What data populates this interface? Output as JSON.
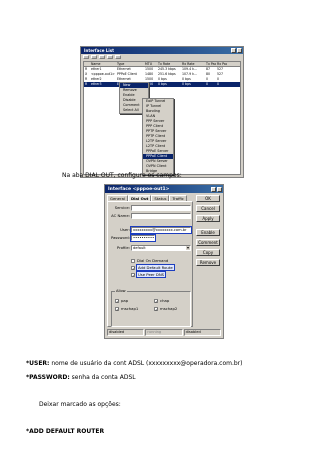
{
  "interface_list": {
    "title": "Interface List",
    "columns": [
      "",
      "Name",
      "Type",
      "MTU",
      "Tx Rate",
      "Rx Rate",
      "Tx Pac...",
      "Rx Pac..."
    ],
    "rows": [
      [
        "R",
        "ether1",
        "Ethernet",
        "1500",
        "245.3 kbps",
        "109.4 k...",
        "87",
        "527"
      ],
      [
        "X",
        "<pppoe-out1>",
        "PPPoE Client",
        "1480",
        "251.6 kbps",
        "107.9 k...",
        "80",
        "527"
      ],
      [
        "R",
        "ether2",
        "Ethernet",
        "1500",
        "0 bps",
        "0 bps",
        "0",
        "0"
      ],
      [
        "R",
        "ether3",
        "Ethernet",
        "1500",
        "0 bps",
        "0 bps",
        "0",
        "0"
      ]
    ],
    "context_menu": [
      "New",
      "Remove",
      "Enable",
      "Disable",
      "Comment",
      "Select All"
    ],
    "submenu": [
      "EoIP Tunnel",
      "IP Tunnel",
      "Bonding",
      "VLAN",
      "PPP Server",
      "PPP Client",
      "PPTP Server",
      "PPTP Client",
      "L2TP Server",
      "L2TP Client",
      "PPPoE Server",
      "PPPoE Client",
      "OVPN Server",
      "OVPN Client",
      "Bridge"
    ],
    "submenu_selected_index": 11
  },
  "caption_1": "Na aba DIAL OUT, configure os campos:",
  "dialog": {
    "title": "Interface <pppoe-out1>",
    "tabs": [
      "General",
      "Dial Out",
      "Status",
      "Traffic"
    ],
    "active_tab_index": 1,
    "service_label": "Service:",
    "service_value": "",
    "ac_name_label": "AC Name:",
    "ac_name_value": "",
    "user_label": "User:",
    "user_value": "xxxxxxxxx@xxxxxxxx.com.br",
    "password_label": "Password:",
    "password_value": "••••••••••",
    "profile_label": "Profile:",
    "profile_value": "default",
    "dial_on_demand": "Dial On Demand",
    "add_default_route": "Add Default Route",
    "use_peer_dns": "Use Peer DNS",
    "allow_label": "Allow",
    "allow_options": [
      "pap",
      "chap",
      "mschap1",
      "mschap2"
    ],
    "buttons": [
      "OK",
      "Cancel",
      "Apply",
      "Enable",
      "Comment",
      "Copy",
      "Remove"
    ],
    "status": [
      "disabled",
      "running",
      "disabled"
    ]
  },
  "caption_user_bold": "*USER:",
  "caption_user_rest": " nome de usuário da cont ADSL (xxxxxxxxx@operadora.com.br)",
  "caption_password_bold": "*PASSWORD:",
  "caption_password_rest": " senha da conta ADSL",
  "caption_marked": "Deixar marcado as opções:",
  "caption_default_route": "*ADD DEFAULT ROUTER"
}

-------

◆ **Problem**
Give the number of lines that hold the word "xxxxxxxxx" in these records, with nothing added.

◆ **Response to the exercise**
2